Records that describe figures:

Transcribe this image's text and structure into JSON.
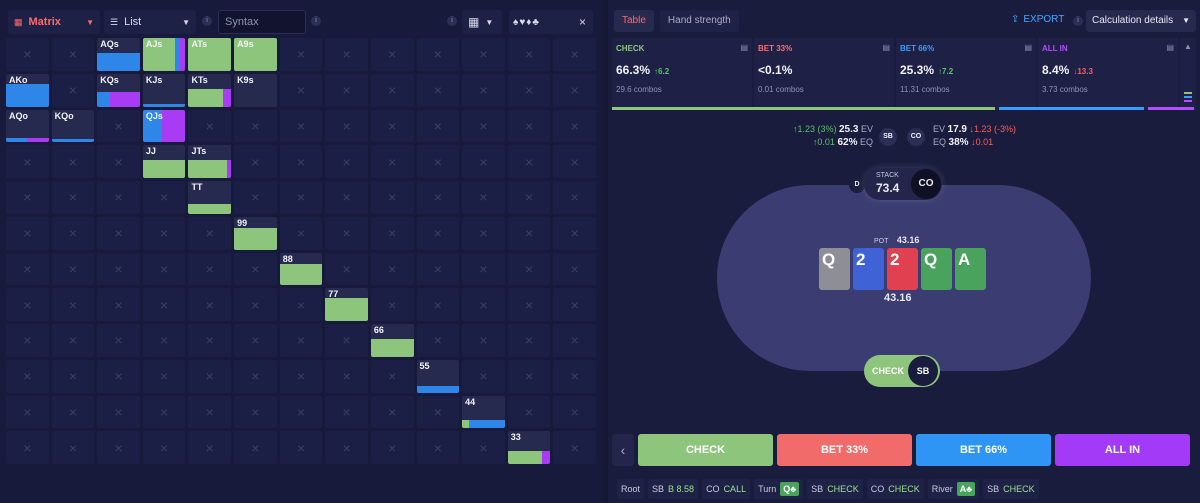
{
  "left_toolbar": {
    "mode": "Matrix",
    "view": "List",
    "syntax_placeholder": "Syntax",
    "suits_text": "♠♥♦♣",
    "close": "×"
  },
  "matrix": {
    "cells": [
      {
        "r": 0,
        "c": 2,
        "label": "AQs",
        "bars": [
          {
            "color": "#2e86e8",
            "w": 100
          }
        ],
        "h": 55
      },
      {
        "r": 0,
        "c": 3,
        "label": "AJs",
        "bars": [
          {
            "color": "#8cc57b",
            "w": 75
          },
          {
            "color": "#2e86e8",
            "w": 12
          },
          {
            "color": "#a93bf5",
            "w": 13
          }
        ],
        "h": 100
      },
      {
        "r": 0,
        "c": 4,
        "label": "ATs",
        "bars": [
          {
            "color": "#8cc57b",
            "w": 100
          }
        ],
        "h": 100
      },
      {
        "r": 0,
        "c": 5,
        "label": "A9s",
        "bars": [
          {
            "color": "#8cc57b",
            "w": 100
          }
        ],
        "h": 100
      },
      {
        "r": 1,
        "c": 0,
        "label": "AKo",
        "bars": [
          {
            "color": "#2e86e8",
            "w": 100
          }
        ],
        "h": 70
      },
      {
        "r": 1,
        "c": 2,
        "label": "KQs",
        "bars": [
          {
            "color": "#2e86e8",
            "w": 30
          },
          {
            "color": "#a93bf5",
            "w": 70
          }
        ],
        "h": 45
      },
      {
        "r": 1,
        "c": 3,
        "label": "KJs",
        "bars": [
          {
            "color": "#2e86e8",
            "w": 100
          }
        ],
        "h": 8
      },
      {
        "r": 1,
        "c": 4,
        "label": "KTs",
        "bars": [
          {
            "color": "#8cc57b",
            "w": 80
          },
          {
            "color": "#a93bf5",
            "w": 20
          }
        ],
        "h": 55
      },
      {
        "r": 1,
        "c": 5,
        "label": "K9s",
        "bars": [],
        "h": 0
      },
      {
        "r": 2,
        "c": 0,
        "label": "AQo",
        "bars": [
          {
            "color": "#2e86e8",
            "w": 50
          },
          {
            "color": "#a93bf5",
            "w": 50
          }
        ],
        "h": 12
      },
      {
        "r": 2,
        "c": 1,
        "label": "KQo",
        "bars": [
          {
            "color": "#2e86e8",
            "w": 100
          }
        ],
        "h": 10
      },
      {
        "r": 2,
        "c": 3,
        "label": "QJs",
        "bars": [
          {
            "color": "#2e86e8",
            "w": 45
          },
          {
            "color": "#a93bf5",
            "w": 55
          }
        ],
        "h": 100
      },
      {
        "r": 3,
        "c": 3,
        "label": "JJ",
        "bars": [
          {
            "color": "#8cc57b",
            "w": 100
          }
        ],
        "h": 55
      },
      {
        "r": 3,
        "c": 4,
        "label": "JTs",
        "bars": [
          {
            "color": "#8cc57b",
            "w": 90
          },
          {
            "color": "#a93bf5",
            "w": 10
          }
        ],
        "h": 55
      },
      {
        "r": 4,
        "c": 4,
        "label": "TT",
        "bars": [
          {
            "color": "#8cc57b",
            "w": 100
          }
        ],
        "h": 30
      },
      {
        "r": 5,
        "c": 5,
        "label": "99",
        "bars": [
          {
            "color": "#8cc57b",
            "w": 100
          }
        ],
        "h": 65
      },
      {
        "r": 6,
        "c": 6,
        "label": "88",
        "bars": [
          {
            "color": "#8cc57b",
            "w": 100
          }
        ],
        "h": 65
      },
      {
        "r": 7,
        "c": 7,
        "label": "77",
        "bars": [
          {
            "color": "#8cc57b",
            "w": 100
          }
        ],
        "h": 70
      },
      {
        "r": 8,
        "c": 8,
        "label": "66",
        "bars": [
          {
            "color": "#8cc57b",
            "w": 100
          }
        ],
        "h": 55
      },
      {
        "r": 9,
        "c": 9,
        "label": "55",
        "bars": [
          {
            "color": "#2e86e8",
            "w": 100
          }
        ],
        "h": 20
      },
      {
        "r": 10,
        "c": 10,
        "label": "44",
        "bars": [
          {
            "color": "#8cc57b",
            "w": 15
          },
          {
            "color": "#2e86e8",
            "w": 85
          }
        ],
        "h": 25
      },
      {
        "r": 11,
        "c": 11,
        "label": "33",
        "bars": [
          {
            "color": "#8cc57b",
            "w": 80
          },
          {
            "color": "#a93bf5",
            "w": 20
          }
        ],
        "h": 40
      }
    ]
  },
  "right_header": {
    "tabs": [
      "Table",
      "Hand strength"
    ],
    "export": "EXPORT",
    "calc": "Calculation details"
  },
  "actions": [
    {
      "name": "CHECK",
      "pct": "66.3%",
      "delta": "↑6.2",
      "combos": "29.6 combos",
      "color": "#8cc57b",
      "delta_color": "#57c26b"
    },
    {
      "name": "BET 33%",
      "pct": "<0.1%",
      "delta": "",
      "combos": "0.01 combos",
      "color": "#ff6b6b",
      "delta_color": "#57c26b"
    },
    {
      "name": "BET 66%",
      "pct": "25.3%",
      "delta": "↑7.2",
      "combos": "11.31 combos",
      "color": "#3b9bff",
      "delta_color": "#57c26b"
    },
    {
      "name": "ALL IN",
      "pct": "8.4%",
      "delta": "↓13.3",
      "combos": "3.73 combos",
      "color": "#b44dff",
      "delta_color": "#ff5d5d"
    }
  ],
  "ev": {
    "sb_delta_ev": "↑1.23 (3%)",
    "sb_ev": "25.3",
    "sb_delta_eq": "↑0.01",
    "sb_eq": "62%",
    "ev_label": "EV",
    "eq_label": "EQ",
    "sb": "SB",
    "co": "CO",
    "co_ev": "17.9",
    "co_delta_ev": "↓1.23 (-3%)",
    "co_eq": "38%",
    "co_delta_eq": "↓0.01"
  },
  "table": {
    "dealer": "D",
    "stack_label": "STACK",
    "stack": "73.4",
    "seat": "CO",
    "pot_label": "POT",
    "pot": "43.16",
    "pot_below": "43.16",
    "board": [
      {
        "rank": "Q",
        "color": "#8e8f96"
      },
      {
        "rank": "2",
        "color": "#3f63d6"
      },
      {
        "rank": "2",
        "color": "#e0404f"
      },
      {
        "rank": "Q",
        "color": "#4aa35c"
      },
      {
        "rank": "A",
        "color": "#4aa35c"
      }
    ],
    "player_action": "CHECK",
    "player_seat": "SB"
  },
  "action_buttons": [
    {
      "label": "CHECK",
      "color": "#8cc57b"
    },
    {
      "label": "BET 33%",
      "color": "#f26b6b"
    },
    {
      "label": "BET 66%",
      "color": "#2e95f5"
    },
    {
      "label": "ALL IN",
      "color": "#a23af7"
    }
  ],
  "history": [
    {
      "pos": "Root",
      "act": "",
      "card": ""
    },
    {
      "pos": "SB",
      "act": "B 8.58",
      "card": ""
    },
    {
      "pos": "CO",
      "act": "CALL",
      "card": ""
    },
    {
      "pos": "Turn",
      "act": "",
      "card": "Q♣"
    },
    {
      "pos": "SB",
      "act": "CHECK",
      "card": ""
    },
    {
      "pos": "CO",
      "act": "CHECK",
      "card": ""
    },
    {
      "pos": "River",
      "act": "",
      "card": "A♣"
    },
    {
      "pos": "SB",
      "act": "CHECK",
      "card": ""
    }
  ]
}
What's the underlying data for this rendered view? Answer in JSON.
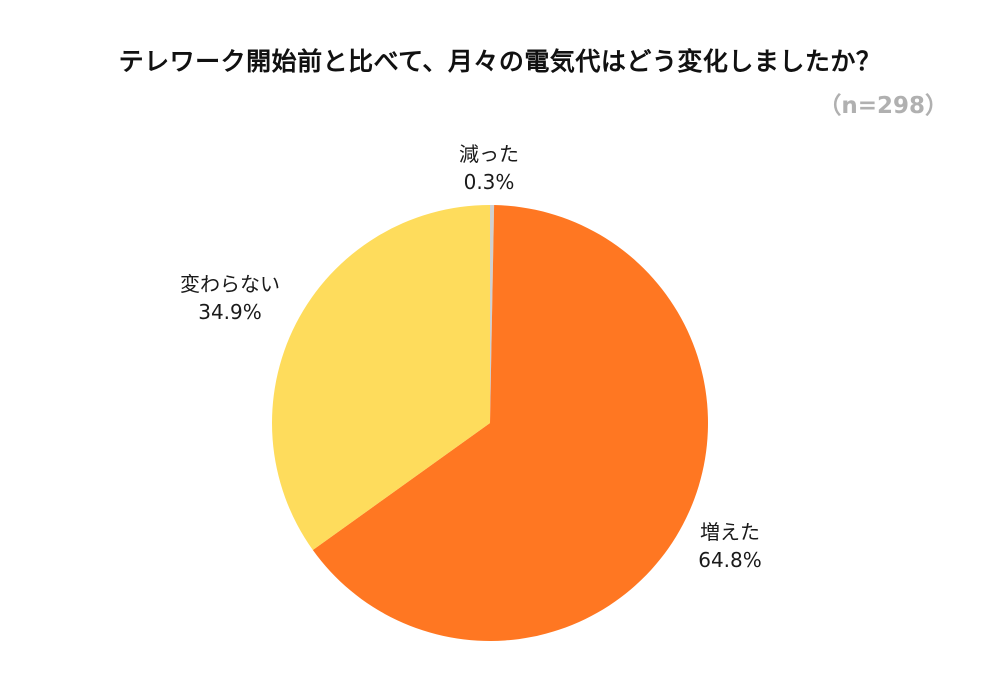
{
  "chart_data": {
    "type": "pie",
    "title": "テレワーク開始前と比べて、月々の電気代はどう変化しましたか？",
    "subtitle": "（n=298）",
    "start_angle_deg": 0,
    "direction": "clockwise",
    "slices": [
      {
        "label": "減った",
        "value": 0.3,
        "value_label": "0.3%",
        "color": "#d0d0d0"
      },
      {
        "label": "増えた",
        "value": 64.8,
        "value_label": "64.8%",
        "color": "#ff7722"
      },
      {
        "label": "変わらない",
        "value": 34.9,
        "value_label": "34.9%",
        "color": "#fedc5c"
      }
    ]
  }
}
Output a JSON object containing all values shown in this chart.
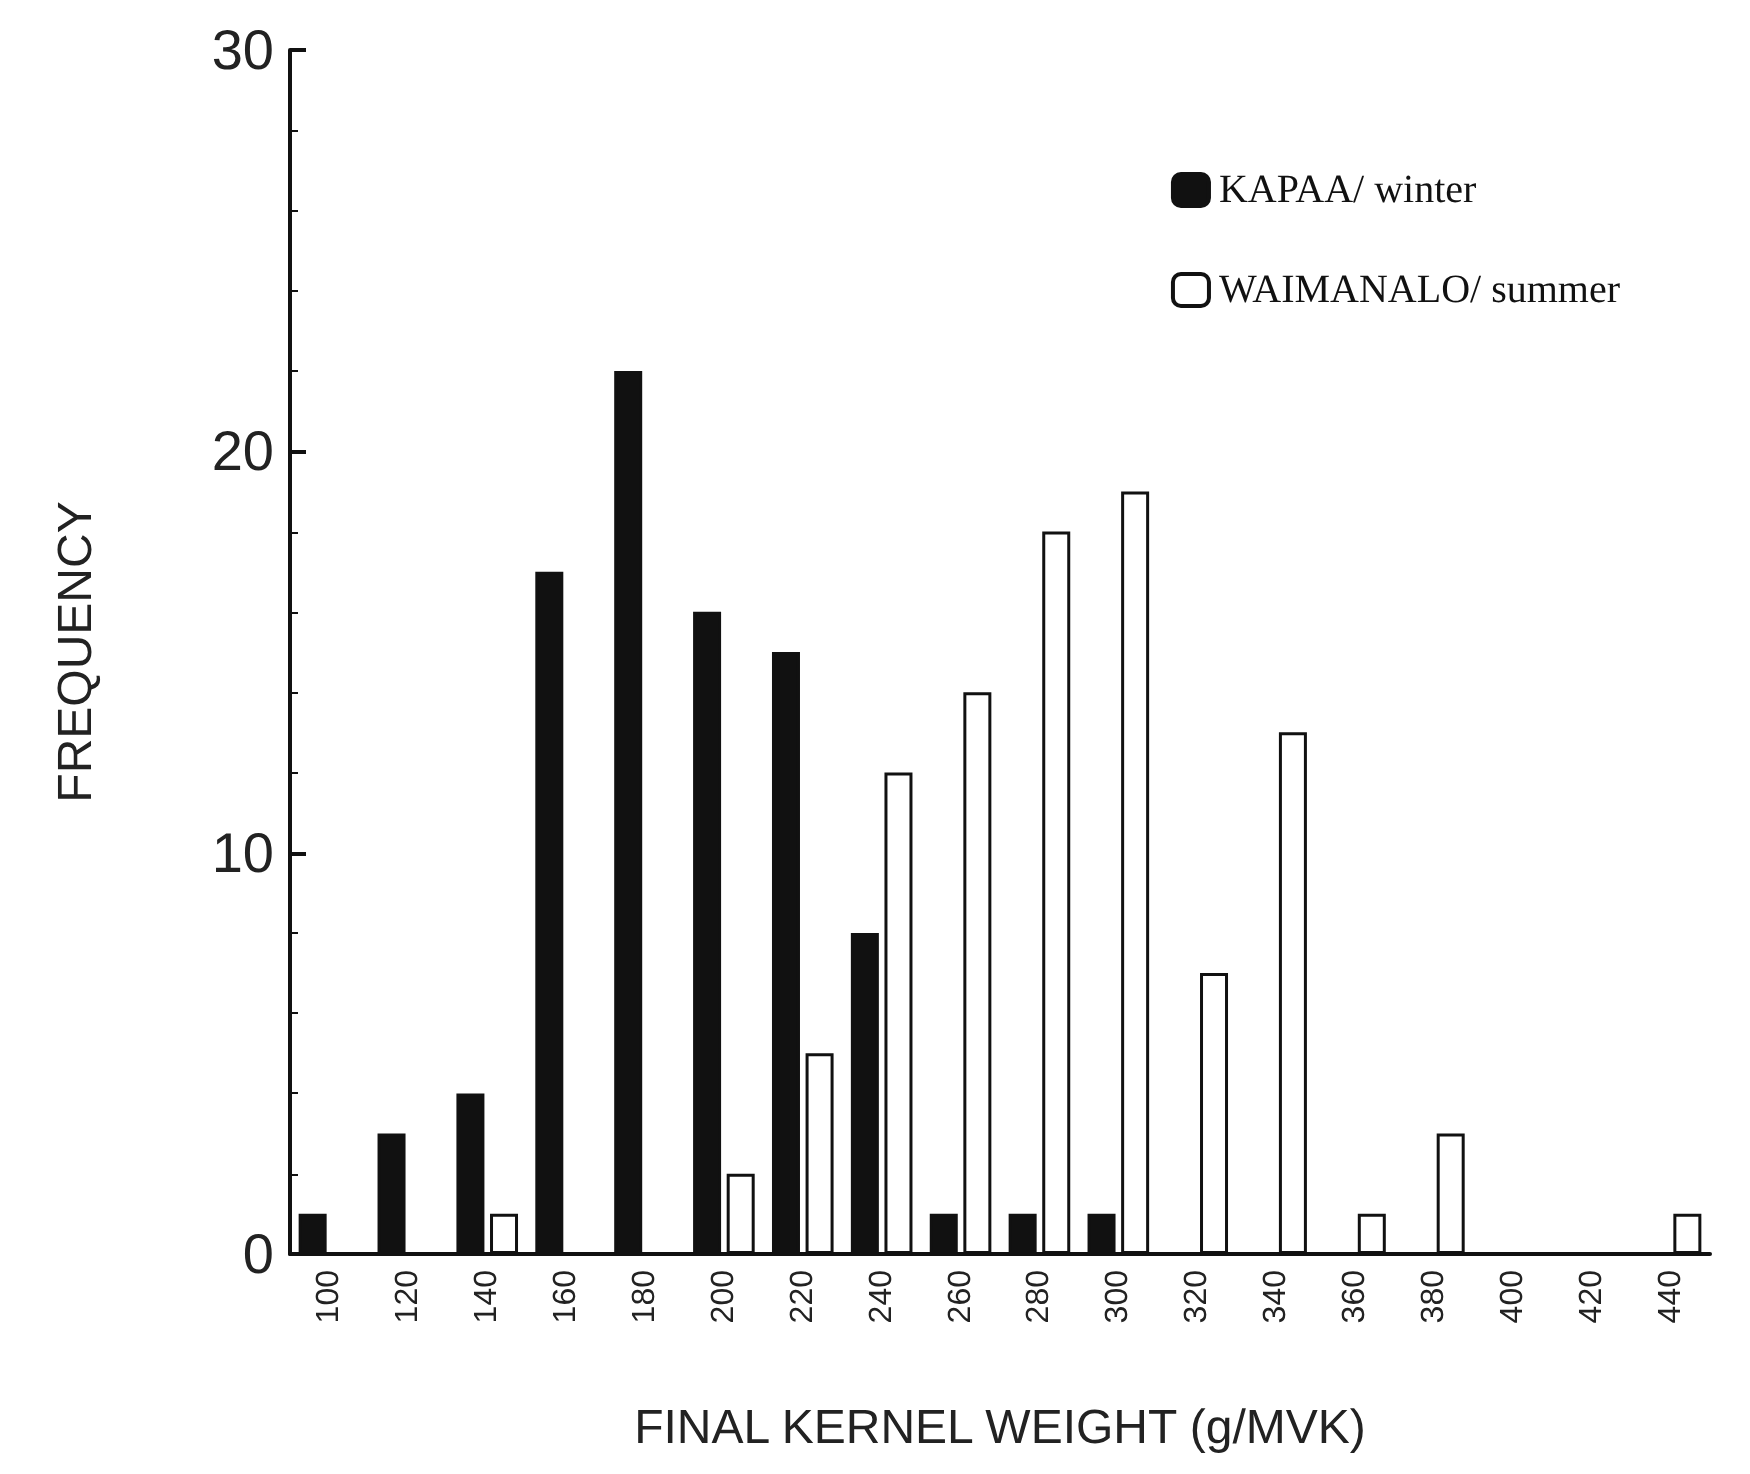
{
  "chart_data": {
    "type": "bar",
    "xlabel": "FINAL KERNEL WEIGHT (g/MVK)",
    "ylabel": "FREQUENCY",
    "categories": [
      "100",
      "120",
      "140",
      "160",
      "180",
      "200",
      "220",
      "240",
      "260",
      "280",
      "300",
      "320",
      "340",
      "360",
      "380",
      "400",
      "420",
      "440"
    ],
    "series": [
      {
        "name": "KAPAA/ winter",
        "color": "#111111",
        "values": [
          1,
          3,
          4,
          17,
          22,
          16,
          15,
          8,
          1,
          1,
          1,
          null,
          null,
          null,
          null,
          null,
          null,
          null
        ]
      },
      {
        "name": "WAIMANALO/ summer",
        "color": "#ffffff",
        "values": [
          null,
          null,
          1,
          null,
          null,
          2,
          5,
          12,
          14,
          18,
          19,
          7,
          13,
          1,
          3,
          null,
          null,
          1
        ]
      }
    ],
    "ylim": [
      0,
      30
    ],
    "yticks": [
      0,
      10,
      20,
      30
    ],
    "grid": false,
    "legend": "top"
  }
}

▸ **Stated task**
Where does the word "view" appear in the listing? List each line that holds it.

▸ **Solution for this problem**
    "view": "List",
What's the underlying data for this rendered view? Answer in JSON.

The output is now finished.